-- Problem to work on --
Where a line holds "rates", copy it.

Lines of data

□ □ □ □ □

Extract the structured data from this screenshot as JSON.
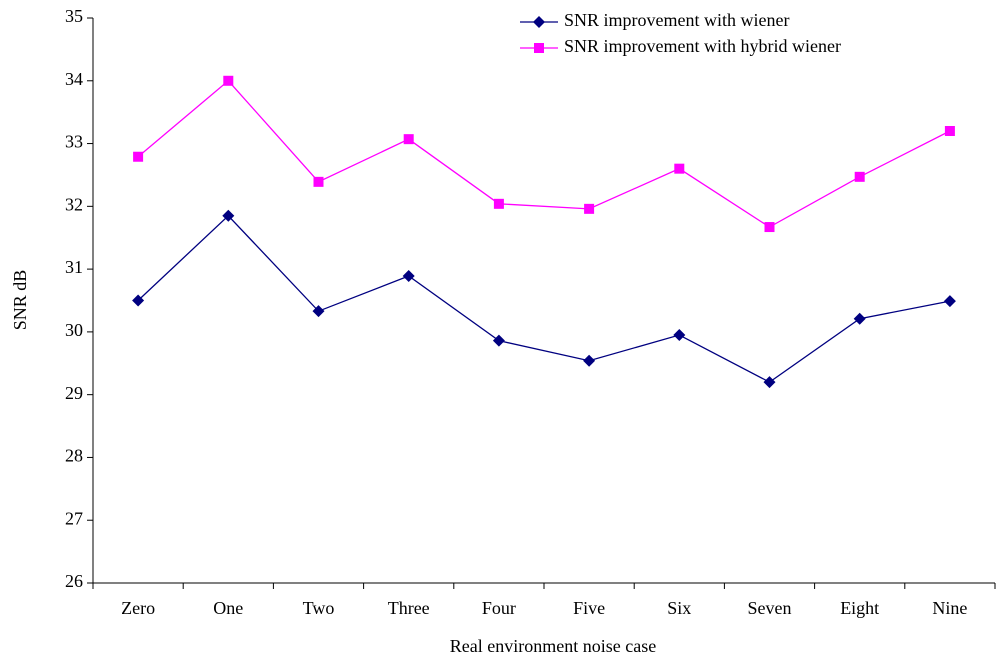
{
  "chart_data": {
    "type": "line",
    "x_label": "Real environment noise case",
    "y_label": "SNR dB",
    "categories": [
      "Zero",
      "One",
      "Two",
      "Three",
      "Four",
      "Five",
      "Six",
      "Seven",
      "Eight",
      "Nine"
    ],
    "series": [
      {
        "name": "SNR improvement with wiener",
        "color": "#000080",
        "marker": "diamond",
        "values": [
          30.5,
          31.85,
          30.33,
          30.89,
          29.86,
          29.54,
          29.95,
          29.2,
          30.21,
          30.49
        ]
      },
      {
        "name": "SNR improvement with hybrid wiener",
        "color": "#ff00ff",
        "marker": "square",
        "values": [
          32.79,
          34.0,
          32.39,
          33.07,
          32.04,
          31.96,
          32.6,
          31.67,
          32.47,
          33.2
        ]
      }
    ],
    "ylim": [
      26,
      35
    ],
    "yticks": [
      26,
      27,
      28,
      29,
      30,
      31,
      32,
      33,
      34,
      35
    ],
    "grid": false,
    "legend": "upper right"
  }
}
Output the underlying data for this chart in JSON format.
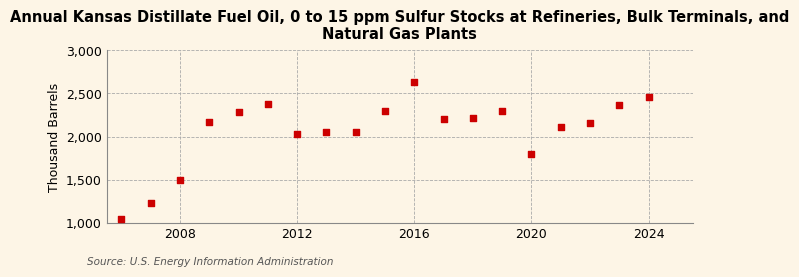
{
  "title_line1": "Annual Kansas Distillate Fuel Oil, 0 to 15 ppm Sulfur Stocks at Refineries, Bulk Terminals, and",
  "title_line2": "Natural Gas Plants",
  "ylabel": "Thousand Barrels",
  "source": "Source: U.S. Energy Information Administration",
  "background_color": "#fdf5e6",
  "plot_bg_color": "#fdf5e6",
  "marker_color": "#cc0000",
  "years": [
    2006,
    2007,
    2008,
    2009,
    2010,
    2011,
    2012,
    2013,
    2014,
    2015,
    2016,
    2017,
    2018,
    2019,
    2020,
    2021,
    2022,
    2023,
    2024
  ],
  "values": [
    1050,
    1230,
    1500,
    2170,
    2280,
    2380,
    2030,
    2050,
    2060,
    2300,
    2630,
    2200,
    2220,
    2300,
    1800,
    2110,
    2160,
    2370,
    2460
  ],
  "xlim": [
    2005.5,
    2025.5
  ],
  "ylim": [
    1000,
    3000
  ],
  "yticks": [
    1000,
    1500,
    2000,
    2500,
    3000
  ],
  "xticks": [
    2008,
    2012,
    2016,
    2020,
    2024
  ],
  "grid_color": "#aaaaaa",
  "title_fontsize": 10.5,
  "axis_fontsize": 9,
  "source_fontsize": 7.5
}
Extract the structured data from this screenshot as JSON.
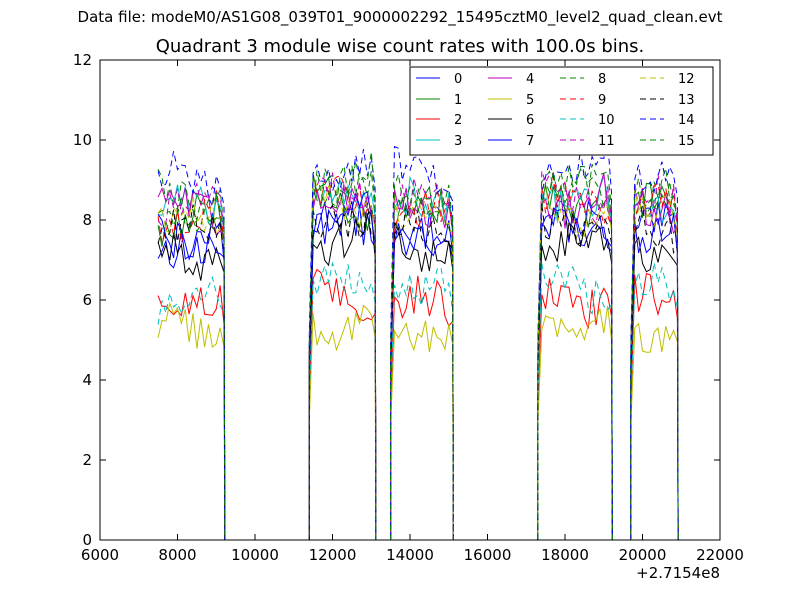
{
  "figure": {
    "suptitle": "Data file: modeM0/AS1G08_039T01_9000002292_15495cztM0_level2_quad_clean.evt",
    "title": "Quadrant 3 module wise count rates with 100.0s bins."
  },
  "chart_data": {
    "type": "line",
    "title": "Quadrant 3 module wise count rates with 100.0s bins.",
    "xlabel": "",
    "ylabel": "",
    "x_offset_label": "+2.7154e8",
    "xlim": [
      6000,
      22000
    ],
    "ylim": [
      0,
      12
    ],
    "x_ticks": [
      6000,
      8000,
      10000,
      12000,
      14000,
      16000,
      18000,
      20000,
      22000
    ],
    "y_ticks": [
      0,
      2,
      4,
      6,
      8,
      10,
      12
    ],
    "legend": {
      "position": "top-right",
      "columns": 4
    },
    "grid": false,
    "segments": [
      [
        7500,
        9200
      ],
      [
        11400,
        13100
      ],
      [
        13500,
        15100
      ],
      [
        17300,
        19200
      ],
      [
        19700,
        20900
      ]
    ],
    "gaps": [
      [
        9200,
        11400
      ],
      [
        13100,
        13500
      ],
      [
        15100,
        17300
      ],
      [
        19200,
        19700
      ]
    ],
    "series": [
      {
        "name": "0",
        "color": "#0000ff",
        "dash": "solid",
        "level": 7.5
      },
      {
        "name": "1",
        "color": "#008000",
        "dash": "solid",
        "level": 8.0
      },
      {
        "name": "2",
        "color": "#ff0000",
        "dash": "solid",
        "level": 5.8
      },
      {
        "name": "3",
        "color": "#00bfbf",
        "dash": "solid",
        "level": 8.3
      },
      {
        "name": "4",
        "color": "#bf00bf",
        "dash": "solid",
        "level": 8.2
      },
      {
        "name": "5",
        "color": "#bfbf00",
        "dash": "solid",
        "level": 5.2
      },
      {
        "name": "6",
        "color": "#000000",
        "dash": "solid",
        "level": 7.2
      },
      {
        "name": "7",
        "color": "#0000ff",
        "dash": "solid",
        "level": 7.6
      },
      {
        "name": "8",
        "color": "#008000",
        "dash": "dashed",
        "level": 8.4
      },
      {
        "name": "9",
        "color": "#ff0000",
        "dash": "dashed",
        "level": 8.1
      },
      {
        "name": "10",
        "color": "#00bfbf",
        "dash": "dashed",
        "level": 6.1
      },
      {
        "name": "11",
        "color": "#bf00bf",
        "dash": "dashed",
        "level": 8.3
      },
      {
        "name": "12",
        "color": "#bfbf00",
        "dash": "dashed",
        "level": 8.0
      },
      {
        "name": "13",
        "color": "#000000",
        "dash": "dashed",
        "level": 7.7
      },
      {
        "name": "14",
        "color": "#0000ff",
        "dash": "dashed",
        "level": 9.0
      },
      {
        "name": "15",
        "color": "#008000",
        "dash": "dashed",
        "level": 8.6
      }
    ]
  }
}
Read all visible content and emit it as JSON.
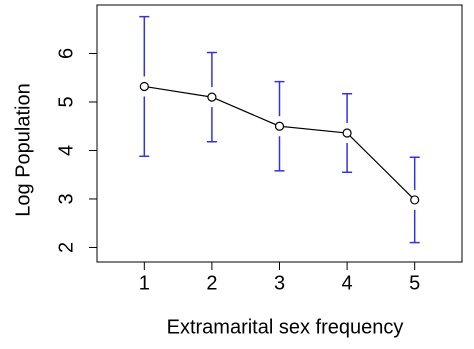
{
  "chart_data": {
    "type": "line",
    "x_label": "Extramarital sex frequency",
    "y_label": "Log Population",
    "x": [
      1,
      2,
      3,
      4,
      5
    ],
    "values": [
      5.32,
      5.1,
      4.5,
      4.36,
      2.98
    ],
    "errors": [
      1.44,
      0.92,
      0.92,
      0.81,
      0.88
    ],
    "color": "#000000",
    "error_color": "#3333dd",
    "xlim": [
      0.3,
      5.7
    ],
    "xticks": [
      1,
      2,
      3,
      4,
      5
    ],
    "ylim": [
      1.7,
      7.0
    ],
    "yticks": [
      2,
      3,
      4,
      5,
      6
    ]
  }
}
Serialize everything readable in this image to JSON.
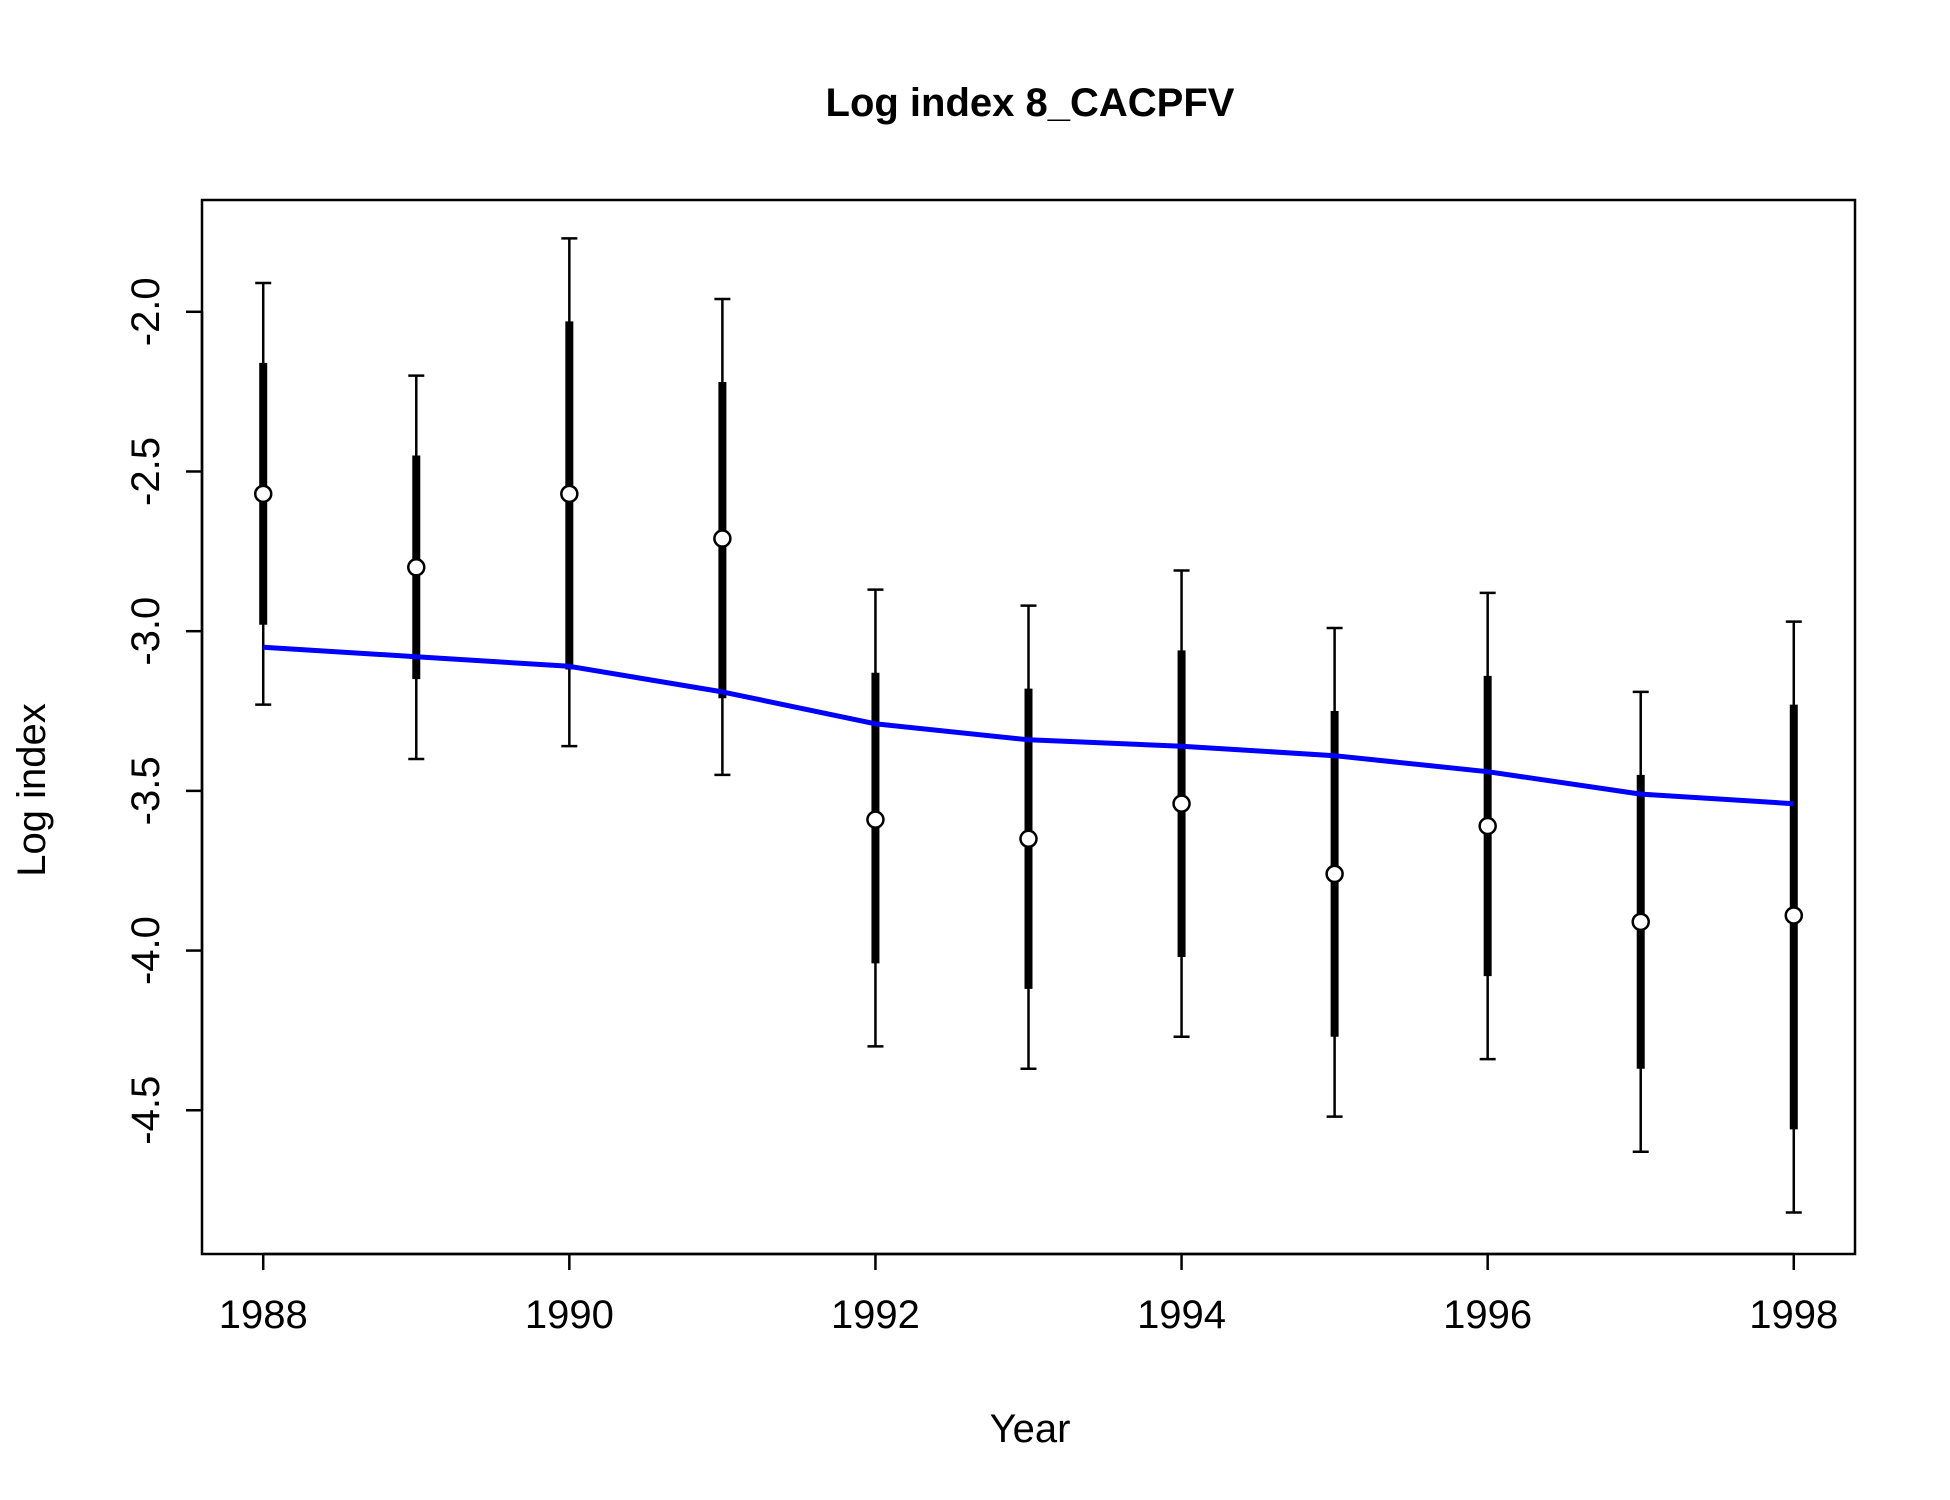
{
  "chart_data": {
    "type": "scatter",
    "title": "Log index 8_CACPFV",
    "xlabel": "Year",
    "ylabel": "Log index",
    "xlim": [
      1987.6,
      1998.4
    ],
    "ylim": [
      -4.95,
      -1.65
    ],
    "xticks": [
      1988,
      1990,
      1992,
      1994,
      1996,
      1998
    ],
    "xtick_labels": [
      "1988",
      "1990",
      "1992",
      "1994",
      "1996",
      "1998"
    ],
    "yticks": [
      -2.0,
      -2.5,
      -3.0,
      -3.5,
      -4.0,
      -4.5
    ],
    "ytick_labels": [
      "-2.0",
      "-2.5",
      "-3.0",
      "-3.5",
      "-4.0",
      "-4.5"
    ],
    "grid": false,
    "series": [
      {
        "kind": "observed_points_with_intervals",
        "color": "#000000",
        "x": [
          1988,
          1989,
          1990,
          1991,
          1992,
          1993,
          1994,
          1995,
          1996,
          1997,
          1998
        ],
        "values": [
          -2.57,
          -2.8,
          -2.57,
          -2.71,
          -3.59,
          -3.65,
          -3.54,
          -3.76,
          -3.61,
          -3.91,
          -3.89
        ],
        "inner_low": [
          -2.98,
          -3.15,
          -3.12,
          -3.21,
          -4.04,
          -4.12,
          -4.02,
          -4.27,
          -4.08,
          -4.37,
          -4.56
        ],
        "inner_high": [
          -2.16,
          -2.45,
          -2.03,
          -2.22,
          -3.13,
          -3.18,
          -3.06,
          -3.25,
          -3.14,
          -3.45,
          -3.23
        ],
        "outer_low": [
          -3.23,
          -3.4,
          -3.36,
          -3.45,
          -4.3,
          -4.37,
          -4.27,
          -4.52,
          -4.34,
          -4.63,
          -4.82
        ],
        "outer_high": [
          -1.91,
          -2.2,
          -1.77,
          -1.96,
          -2.87,
          -2.92,
          -2.81,
          -2.99,
          -2.88,
          -3.19,
          -2.97
        ]
      },
      {
        "kind": "fitted_line",
        "color": "#0000FF",
        "x": [
          1988,
          1989,
          1990,
          1991,
          1992,
          1993,
          1994,
          1995,
          1996,
          1997,
          1998
        ],
        "values": [
          -3.05,
          -3.08,
          -3.11,
          -3.19,
          -3.29,
          -3.34,
          -3.36,
          -3.39,
          -3.44,
          -3.51,
          -3.54
        ]
      }
    ]
  }
}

□ □ □ □ □

-- Result --
    "title": "Quadrant 3 module wise count rates with 100.0s bins."
    "title": "Quadrant 3 module wise count rates with 100.0s bins.",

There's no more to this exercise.